**WORK TO DO**
Go through the data below and copy it exactly, skipping every picture.

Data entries
_ _ _ _ _ _ _
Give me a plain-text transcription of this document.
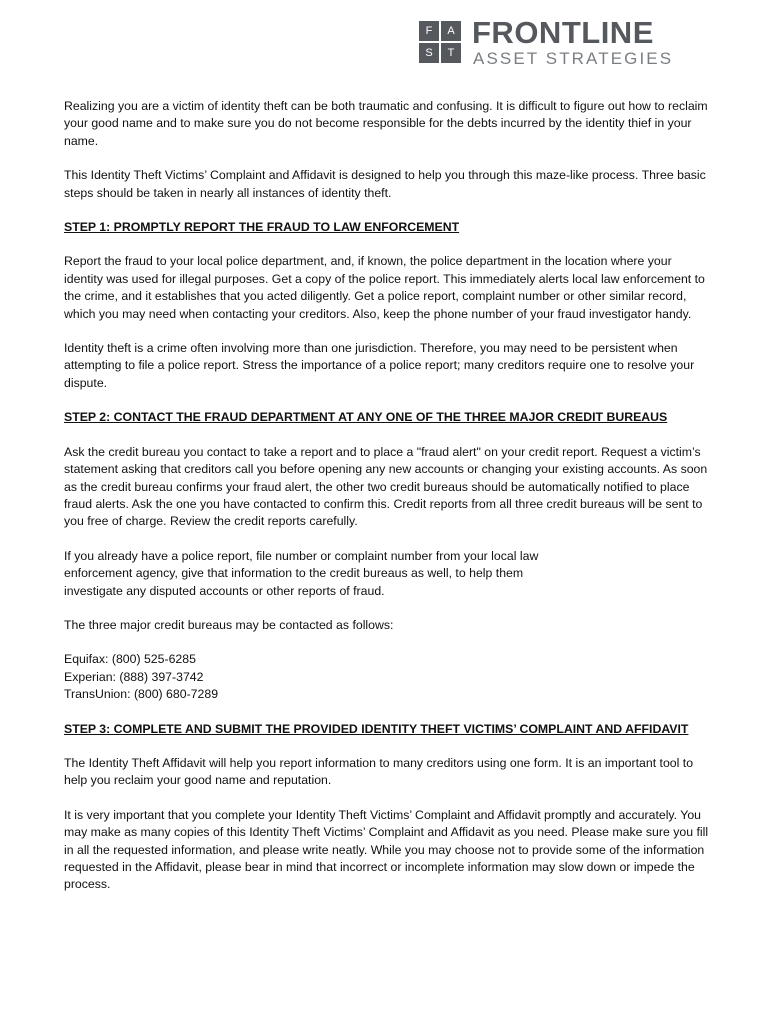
F	A
S	T
FRONTLINE
ASSET STRATEGIES

Realizing you are a victim of identity theft can be both traumatic and confusing. It is difficult to figure out how to reclaim your good name and to make sure you do not become responsible for the debts incurred by the identity thief in your name.

This Identity Theft Victims’ Complaint and Affidavit is designed to help you through this maze-like process. Three basic steps should be taken in nearly all instances of identity theft.

STEP 1: PROMPTLY REPORT THE FRAUD TO LAW ENFORCEMENT

Report the fraud to your local police department, and, if known, the police department in the location where your identity was used for illegal purposes. Get a copy of the police report. This immediately alerts local law enforcement to the crime, and it establishes that you acted diligently. Get a police report, complaint number or other similar record, which you may need when contacting your creditors. Also, keep the phone number of your fraud investigator handy.

Identity theft is a crime often involving more than one jurisdiction. Therefore, you may need to be persistent when attempting to file a police report. Stress the importance of a police report; many creditors require one to resolve your dispute.

STEP 2: CONTACT THE FRAUD DEPARTMENT AT ANY ONE OF THE THREE MAJOR CREDIT BUREAUS

Ask the credit bureau you contact to take a report and to place a "fraud alert" on your credit report. Request a victim’s statement asking that creditors call you before opening any new accounts or changing your existing accounts. As soon as the credit bureau confirms your fraud alert, the other two credit bureaus should be automatically notified to place fraud alerts. Ask the one you have contacted to confirm this. Credit reports from all three credit bureaus will be sent to you free of charge. Review the credit reports carefully.

If you already have a police report, file number or complaint number from your local law

enforcement agency, give that information to the credit bureaus as well, to help them

investigate any disputed accounts or other reports of fraud.

The three major credit bureaus may be contacted as follows:

Equifax: (800) 525-6285

Experian: (888) 397-3742

TransUnion: (800) 680-7289

STEP 3: COMPLETE AND SUBMIT THE PROVIDED IDENTITY THEFT VICTIMS’ COMPLAINT AND AFFIDAVIT

The Identity Theft Affidavit will help you report information to many creditors using one form. It is an important tool to help you reclaim your good name and reputation.

It is very important that you complete your Identity Theft Victims’ Complaint and Affidavit promptly and accurately. You may make as many copies of this Identity Theft Victims’ Complaint and Affidavit as you need. Please make sure you fill in all the requested information, and please write neatly. While you may choose not to provide some of the information requested in the Affidavit, please bear in mind that incorrect or incomplete information may slow down or impede the process.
_ _ _ _ _ _ _
**EXERCISE RESPONSE**
Give me a plain-text transcription of this document.
F	A
S	T
FRONTLINE
ASSET STRATEGIES

Realizing you are a victim of identity theft can be both traumatic and confusing. It is difficult to figure out how to reclaim your good name and to make sure you do not become responsible for the debts incurred by the identity thief in your name.

This Identity Theft Victims’ Complaint and Affidavit is designed to help you through this maze-like process. Three basic steps should be taken in nearly all instances of identity theft.

STEP 1: PROMPTLY REPORT THE FRAUD TO LAW ENFORCEMENT

Report the fraud to your local police department, and, if known, the police department in the location where your identity was used for illegal purposes. Get a copy of the police report. This immediately alerts local law enforcement to the crime, and it establishes that you acted diligently. Get a police report, complaint number or other similar record, which you may need when contacting your creditors. Also, keep the phone number of your fraud investigator handy.

Identity theft is a crime often involving more than one jurisdiction. Therefore, you may need to be persistent when attempting to file a police report. Stress the importance of a police report; many creditors require one to resolve your dispute.

STEP 2: CONTACT THE FRAUD DEPARTMENT AT ANY ONE OF THE THREE MAJOR CREDIT BUREAUS

Ask the credit bureau you contact to take a report and to place a "fraud alert" on your credit report. Request a victim’s statement asking that creditors call you before opening any new accounts or changing your existing accounts. As soon as the credit bureau confirms your fraud alert, the other two credit bureaus should be automatically notified to place fraud alerts. Ask the one you have contacted to confirm this. Credit reports from all three credit bureaus will be sent to you free of charge. Review the credit reports carefully.

If you already have a police report, file number or complaint number from your local law

enforcement agency, give that information to the credit bureaus as well, to help them

investigate any disputed accounts or other reports of fraud.

The three major credit bureaus may be contacted as follows:

Equifax: (800) 525-6285

Experian: (888) 397-3742

TransUnion: (800) 680-7289

STEP 3: COMPLETE AND SUBMIT THE PROVIDED IDENTITY THEFT VICTIMS’ COMPLAINT AND AFFIDAVIT

The Identity Theft Affidavit will help you report information to many creditors using one form. It is an important tool to help you reclaim your good name and reputation.

It is very important that you complete your Identity Theft Victims’ Complaint and Affidavit promptly and accurately. You may make as many copies of this Identity Theft Victims’ Complaint and Affidavit as you need. Please make sure you fill in all the requested information, and please write neatly. While you may choose not to provide some of the information requested in the Affidavit, please bear in mind that incorrect or incomplete information may slow down or impede the process.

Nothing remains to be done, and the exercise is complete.